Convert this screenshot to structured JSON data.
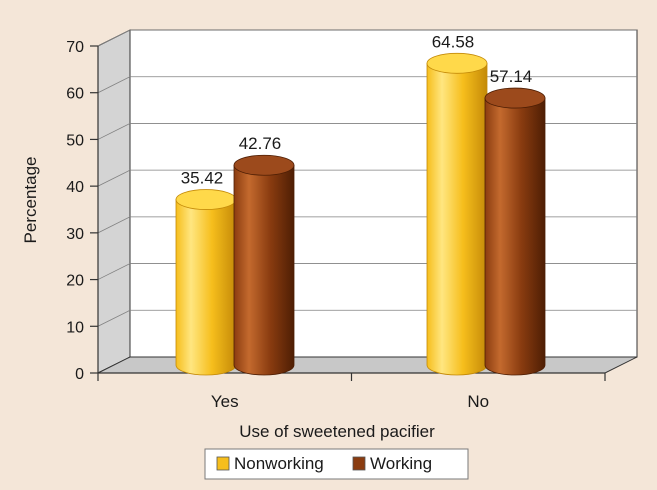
{
  "chart_data": {
    "type": "bar",
    "title": "",
    "xlabel": "Use of sweetened pacifier",
    "ylabel": "Percentage",
    "categories": [
      "Yes",
      "No"
    ],
    "series": [
      {
        "name": "Nonworking",
        "values": [
          35.42,
          64.58
        ]
      },
      {
        "name": "Working",
        "values": [
          42.76,
          57.14
        ]
      }
    ],
    "value_labels": [
      [
        "35.42",
        "64.58"
      ],
      [
        "42.76",
        "57.14"
      ]
    ],
    "ylim": [
      0,
      70
    ],
    "yticks": [
      0,
      10,
      20,
      30,
      40,
      50,
      60,
      70
    ],
    "grid": true,
    "three_d": true,
    "legend_position": "bottom",
    "colors": {
      "background": "#f4e6d8",
      "plot_back": "#ffffff",
      "side_wall": "#d4d4d4",
      "floor": "#c8c8c8",
      "grid": "#808080",
      "axis": "#333333",
      "series": [
        {
          "light": "#ffe680",
          "base": "#f6be1c",
          "dark": "#c48a08",
          "top": "#ffd94a"
        },
        {
          "light": "#c46a2e",
          "base": "#8a3c10",
          "dark": "#4e1e04",
          "top": "#9c4a1c"
        }
      ]
    }
  }
}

● **What the task asks**
Write the records above out again exactly, with no pictures in your copy.

● **Problem solution**
Convert this screenshot to structured JSON data.
{
  "chart_data": {
    "type": "bar",
    "title": "",
    "xlabel": "Use of sweetened pacifier",
    "ylabel": "Percentage",
    "categories": [
      "Yes",
      "No"
    ],
    "series": [
      {
        "name": "Nonworking",
        "values": [
          35.42,
          64.58
        ]
      },
      {
        "name": "Working",
        "values": [
          42.76,
          57.14
        ]
      }
    ],
    "value_labels": [
      [
        "35.42",
        "64.58"
      ],
      [
        "42.76",
        "57.14"
      ]
    ],
    "ylim": [
      0,
      70
    ],
    "yticks": [
      0,
      10,
      20,
      30,
      40,
      50,
      60,
      70
    ],
    "grid": true,
    "three_d": true,
    "legend_position": "bottom",
    "colors": {
      "background": "#f4e6d8",
      "plot_back": "#ffffff",
      "side_wall": "#d4d4d4",
      "floor": "#c8c8c8",
      "grid": "#808080",
      "axis": "#333333",
      "series": [
        {
          "light": "#ffe680",
          "base": "#f6be1c",
          "dark": "#c48a08",
          "top": "#ffd94a"
        },
        {
          "light": "#c46a2e",
          "base": "#8a3c10",
          "dark": "#4e1e04",
          "top": "#9c4a1c"
        }
      ]
    }
  }
}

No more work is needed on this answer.